Written problem: Write the listing out again, all of it, word for word.

------------------------

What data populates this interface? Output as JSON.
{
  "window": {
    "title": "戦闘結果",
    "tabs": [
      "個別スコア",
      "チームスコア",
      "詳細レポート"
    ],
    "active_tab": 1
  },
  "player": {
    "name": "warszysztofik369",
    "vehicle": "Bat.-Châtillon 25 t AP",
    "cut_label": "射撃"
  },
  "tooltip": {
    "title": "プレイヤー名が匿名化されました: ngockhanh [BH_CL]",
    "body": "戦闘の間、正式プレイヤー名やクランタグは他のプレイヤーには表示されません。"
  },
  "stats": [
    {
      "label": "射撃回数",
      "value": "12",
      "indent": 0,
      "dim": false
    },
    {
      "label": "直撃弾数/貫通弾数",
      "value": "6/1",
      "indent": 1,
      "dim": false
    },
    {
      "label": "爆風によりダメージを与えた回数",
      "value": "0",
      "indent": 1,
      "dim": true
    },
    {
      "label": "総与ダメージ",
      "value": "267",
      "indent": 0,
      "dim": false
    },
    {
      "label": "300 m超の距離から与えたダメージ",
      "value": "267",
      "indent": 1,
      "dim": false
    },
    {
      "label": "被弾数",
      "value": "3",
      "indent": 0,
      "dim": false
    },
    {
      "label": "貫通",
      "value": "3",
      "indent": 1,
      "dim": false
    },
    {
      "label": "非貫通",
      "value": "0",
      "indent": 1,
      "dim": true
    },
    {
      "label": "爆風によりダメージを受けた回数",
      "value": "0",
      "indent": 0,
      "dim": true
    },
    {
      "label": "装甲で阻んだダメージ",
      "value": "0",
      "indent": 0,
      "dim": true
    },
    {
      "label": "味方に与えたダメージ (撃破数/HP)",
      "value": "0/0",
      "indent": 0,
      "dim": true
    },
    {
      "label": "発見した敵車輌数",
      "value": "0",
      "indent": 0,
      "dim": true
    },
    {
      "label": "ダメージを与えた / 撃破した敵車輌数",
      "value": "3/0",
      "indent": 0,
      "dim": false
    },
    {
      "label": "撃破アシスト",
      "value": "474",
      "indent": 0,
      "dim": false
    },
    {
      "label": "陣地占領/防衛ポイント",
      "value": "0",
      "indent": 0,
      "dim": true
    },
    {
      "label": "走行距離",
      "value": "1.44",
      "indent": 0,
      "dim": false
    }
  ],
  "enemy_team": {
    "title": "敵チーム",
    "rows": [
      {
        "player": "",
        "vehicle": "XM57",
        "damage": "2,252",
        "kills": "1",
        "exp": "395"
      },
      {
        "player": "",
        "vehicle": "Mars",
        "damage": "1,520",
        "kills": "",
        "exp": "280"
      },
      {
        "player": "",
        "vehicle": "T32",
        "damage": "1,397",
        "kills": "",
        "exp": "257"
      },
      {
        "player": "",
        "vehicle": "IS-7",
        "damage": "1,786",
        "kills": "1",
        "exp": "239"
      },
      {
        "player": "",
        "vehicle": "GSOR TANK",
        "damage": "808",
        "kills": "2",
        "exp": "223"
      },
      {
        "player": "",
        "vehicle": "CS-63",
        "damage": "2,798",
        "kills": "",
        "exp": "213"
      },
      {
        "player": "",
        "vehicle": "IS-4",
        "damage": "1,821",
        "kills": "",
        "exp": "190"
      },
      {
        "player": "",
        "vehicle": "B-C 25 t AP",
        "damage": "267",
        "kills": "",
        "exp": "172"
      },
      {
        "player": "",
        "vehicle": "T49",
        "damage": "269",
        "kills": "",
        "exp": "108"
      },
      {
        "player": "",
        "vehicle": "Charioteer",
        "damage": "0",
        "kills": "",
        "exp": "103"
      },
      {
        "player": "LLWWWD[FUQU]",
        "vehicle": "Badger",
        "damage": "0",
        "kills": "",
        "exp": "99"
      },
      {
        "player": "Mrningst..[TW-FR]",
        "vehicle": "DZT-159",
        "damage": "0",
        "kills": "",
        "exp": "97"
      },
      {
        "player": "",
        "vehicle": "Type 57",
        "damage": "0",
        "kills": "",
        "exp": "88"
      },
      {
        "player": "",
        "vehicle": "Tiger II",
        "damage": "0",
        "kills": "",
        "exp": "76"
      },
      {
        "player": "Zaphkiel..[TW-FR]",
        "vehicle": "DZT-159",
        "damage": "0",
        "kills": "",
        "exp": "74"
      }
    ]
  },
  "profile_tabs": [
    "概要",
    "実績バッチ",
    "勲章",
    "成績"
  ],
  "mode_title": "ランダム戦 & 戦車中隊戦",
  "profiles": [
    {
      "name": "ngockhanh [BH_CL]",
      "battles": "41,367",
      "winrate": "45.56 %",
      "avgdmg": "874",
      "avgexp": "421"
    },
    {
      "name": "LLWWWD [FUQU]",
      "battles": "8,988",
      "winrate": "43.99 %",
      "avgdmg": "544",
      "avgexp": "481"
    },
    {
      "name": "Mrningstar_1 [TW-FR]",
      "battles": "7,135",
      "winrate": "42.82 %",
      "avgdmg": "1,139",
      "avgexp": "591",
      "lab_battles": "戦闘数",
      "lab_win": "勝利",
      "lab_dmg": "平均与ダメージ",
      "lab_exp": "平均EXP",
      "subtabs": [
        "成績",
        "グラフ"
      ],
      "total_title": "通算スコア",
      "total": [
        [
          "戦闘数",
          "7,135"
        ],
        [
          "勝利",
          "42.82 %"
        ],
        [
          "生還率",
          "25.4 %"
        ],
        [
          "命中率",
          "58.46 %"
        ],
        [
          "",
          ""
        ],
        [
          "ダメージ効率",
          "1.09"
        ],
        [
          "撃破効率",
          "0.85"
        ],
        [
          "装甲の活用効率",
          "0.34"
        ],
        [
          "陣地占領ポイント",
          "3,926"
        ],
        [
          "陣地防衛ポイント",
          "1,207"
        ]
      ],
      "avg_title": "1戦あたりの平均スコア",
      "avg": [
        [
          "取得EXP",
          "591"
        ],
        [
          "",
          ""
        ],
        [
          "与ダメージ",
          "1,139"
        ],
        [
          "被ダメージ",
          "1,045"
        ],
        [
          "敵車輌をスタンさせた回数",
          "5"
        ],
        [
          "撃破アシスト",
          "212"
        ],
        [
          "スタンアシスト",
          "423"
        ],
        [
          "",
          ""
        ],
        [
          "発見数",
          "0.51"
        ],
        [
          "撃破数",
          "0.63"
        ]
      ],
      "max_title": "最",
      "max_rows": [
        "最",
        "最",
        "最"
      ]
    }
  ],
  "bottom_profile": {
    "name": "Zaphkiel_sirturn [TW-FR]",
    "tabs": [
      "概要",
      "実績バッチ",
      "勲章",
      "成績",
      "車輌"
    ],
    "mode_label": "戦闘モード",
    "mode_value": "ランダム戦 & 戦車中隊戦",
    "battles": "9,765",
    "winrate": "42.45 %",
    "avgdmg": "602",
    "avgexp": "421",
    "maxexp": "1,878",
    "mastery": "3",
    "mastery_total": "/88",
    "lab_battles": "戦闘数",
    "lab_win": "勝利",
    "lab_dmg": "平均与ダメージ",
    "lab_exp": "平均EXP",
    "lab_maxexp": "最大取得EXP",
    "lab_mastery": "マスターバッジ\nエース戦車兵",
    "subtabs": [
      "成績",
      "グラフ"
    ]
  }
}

------------------------

Final answer:
What data populates this interface? Output as JSON.
{
  "window": {
    "title": "戦闘結果",
    "tabs": [
      "個別スコア",
      "チームスコア",
      "詳細レポート"
    ],
    "active_tab": 1
  },
  "player": {
    "name": "warszysztofik369",
    "vehicle": "Bat.-Châtillon 25 t AP",
    "cut_label": "射撃"
  },
  "tooltip": {
    "title": "プレイヤー名が匿名化されました: ngockhanh [BH_CL]",
    "body": "戦闘の間、正式プレイヤー名やクランタグは他のプレイヤーには表示されません。"
  },
  "stats": [
    {
      "label": "射撃回数",
      "value": "12",
      "indent": 0,
      "dim": false
    },
    {
      "label": "直撃弾数/貫通弾数",
      "value": "6/1",
      "indent": 1,
      "dim": false
    },
    {
      "label": "爆風によりダメージを与えた回数",
      "value": "0",
      "indent": 1,
      "dim": true
    },
    {
      "label": "総与ダメージ",
      "value": "267",
      "indent": 0,
      "dim": false
    },
    {
      "label": "300 m超の距離から与えたダメージ",
      "value": "267",
      "indent": 1,
      "dim": false
    },
    {
      "label": "被弾数",
      "value": "3",
      "indent": 0,
      "dim": false
    },
    {
      "label": "貫通",
      "value": "3",
      "indent": 1,
      "dim": false
    },
    {
      "label": "非貫通",
      "value": "0",
      "indent": 1,
      "dim": true
    },
    {
      "label": "爆風によりダメージを受けた回数",
      "value": "0",
      "indent": 0,
      "dim": true
    },
    {
      "label": "装甲で阻んだダメージ",
      "value": "0",
      "indent": 0,
      "dim": true
    },
    {
      "label": "味方に与えたダメージ (撃破数/HP)",
      "value": "0/0",
      "indent": 0,
      "dim": true
    },
    {
      "label": "発見した敵車輌数",
      "value": "0",
      "indent": 0,
      "dim": true
    },
    {
      "label": "ダメージを与えた / 撃破した敵車輌数",
      "value": "3/0",
      "indent": 0,
      "dim": false
    },
    {
      "label": "撃破アシスト",
      "value": "474",
      "indent": 0,
      "dim": false
    },
    {
      "label": "陣地占領/防衛ポイント",
      "value": "0",
      "indent": 0,
      "dim": true
    },
    {
      "label": "走行距離",
      "value": "1.44",
      "indent": 0,
      "dim": false
    }
  ],
  "enemy_team": {
    "title": "敵チーム",
    "rows": [
      {
        "player": "",
        "vehicle": "XM57",
        "damage": "2,252",
        "kills": "1",
        "exp": "395"
      },
      {
        "player": "",
        "vehicle": "Mars",
        "damage": "1,520",
        "kills": "",
        "exp": "280"
      },
      {
        "player": "",
        "vehicle": "T32",
        "damage": "1,397",
        "kills": "",
        "exp": "257"
      },
      {
        "player": "",
        "vehicle": "IS-7",
        "damage": "1,786",
        "kills": "1",
        "exp": "239"
      },
      {
        "player": "",
        "vehicle": "GSOR TANK",
        "damage": "808",
        "kills": "2",
        "exp": "223"
      },
      {
        "player": "",
        "vehicle": "CS-63",
        "damage": "2,798",
        "kills": "",
        "exp": "213"
      },
      {
        "player": "",
        "vehicle": "IS-4",
        "damage": "1,821",
        "kills": "",
        "exp": "190"
      },
      {
        "player": "",
        "vehicle": "B-C 25 t AP",
        "damage": "267",
        "kills": "",
        "exp": "172"
      },
      {
        "player": "",
        "vehicle": "T49",
        "damage": "269",
        "kills": "",
        "exp": "108"
      },
      {
        "player": "",
        "vehicle": "Charioteer",
        "damage": "0",
        "kills": "",
        "exp": "103"
      },
      {
        "player": "LLWWWD[FUQU]",
        "vehicle": "Badger",
        "damage": "0",
        "kills": "",
        "exp": "99"
      },
      {
        "player": "Mrningst..[TW-FR]",
        "vehicle": "DZT-159",
        "damage": "0",
        "kills": "",
        "exp": "97"
      },
      {
        "player": "",
        "vehicle": "Type 57",
        "damage": "0",
        "kills": "",
        "exp": "88"
      },
      {
        "player": "",
        "vehicle": "Tiger II",
        "damage": "0",
        "kills": "",
        "exp": "76"
      },
      {
        "player": "Zaphkiel..[TW-FR]",
        "vehicle": "DZT-159",
        "damage": "0",
        "kills": "",
        "exp": "74"
      }
    ]
  },
  "profile_tabs": [
    "概要",
    "実績バッチ",
    "勲章",
    "成績"
  ],
  "mode_title": "ランダム戦 & 戦車中隊戦",
  "profiles": [
    {
      "name": "ngockhanh [BH_CL]",
      "battles": "41,367",
      "winrate": "45.56 %",
      "avgdmg": "874",
      "avgexp": "421"
    },
    {
      "name": "LLWWWD [FUQU]",
      "battles": "8,988",
      "winrate": "43.99 %",
      "avgdmg": "544",
      "avgexp": "481"
    },
    {
      "name": "Mrningstar_1 [TW-FR]",
      "battles": "7,135",
      "winrate": "42.82 %",
      "avgdmg": "1,139",
      "avgexp": "591",
      "lab_battles": "戦闘数",
      "lab_win": "勝利",
      "lab_dmg": "平均与ダメージ",
      "lab_exp": "平均EXP",
      "subtabs": [
        "成績",
        "グラフ"
      ],
      "total_title": "通算スコア",
      "total": [
        [
          "戦闘数",
          "7,135"
        ],
        [
          "勝利",
          "42.82 %"
        ],
        [
          "生還率",
          "25.4 %"
        ],
        [
          "命中率",
          "58.46 %"
        ],
        [
          "",
          ""
        ],
        [
          "ダメージ効率",
          "1.09"
        ],
        [
          "撃破効率",
          "0.85"
        ],
        [
          "装甲の活用効率",
          "0.34"
        ],
        [
          "陣地占領ポイント",
          "3,926"
        ],
        [
          "陣地防衛ポイント",
          "1,207"
        ]
      ],
      "avg_title": "1戦あたりの平均スコア",
      "avg": [
        [
          "取得EXP",
          "591"
        ],
        [
          "",
          ""
        ],
        [
          "与ダメージ",
          "1,139"
        ],
        [
          "被ダメージ",
          "1,045"
        ],
        [
          "敵車輌をスタンさせた回数",
          "5"
        ],
        [
          "撃破アシスト",
          "212"
        ],
        [
          "スタンアシスト",
          "423"
        ],
        [
          "",
          ""
        ],
        [
          "発見数",
          "0.51"
        ],
        [
          "撃破数",
          "0.63"
        ]
      ],
      "max_title": "最",
      "max_rows": [
        "最",
        "最",
        "最"
      ]
    }
  ],
  "bottom_profile": {
    "name": "Zaphkiel_sirturn [TW-FR]",
    "tabs": [
      "概要",
      "実績バッチ",
      "勲章",
      "成績",
      "車輌"
    ],
    "mode_label": "戦闘モード",
    "mode_value": "ランダム戦 & 戦車中隊戦",
    "battles": "9,765",
    "winrate": "42.45 %",
    "avgdmg": "602",
    "avgexp": "421",
    "maxexp": "1,878",
    "mastery": "3",
    "mastery_total": "/88",
    "lab_battles": "戦闘数",
    "lab_win": "勝利",
    "lab_dmg": "平均与ダメージ",
    "lab_exp": "平均EXP",
    "lab_maxexp": "最大取得EXP",
    "lab_mastery": "マスターバッジ\nエース戦車兵",
    "subtabs": [
      "成績",
      "グラフ"
    ]
  }
}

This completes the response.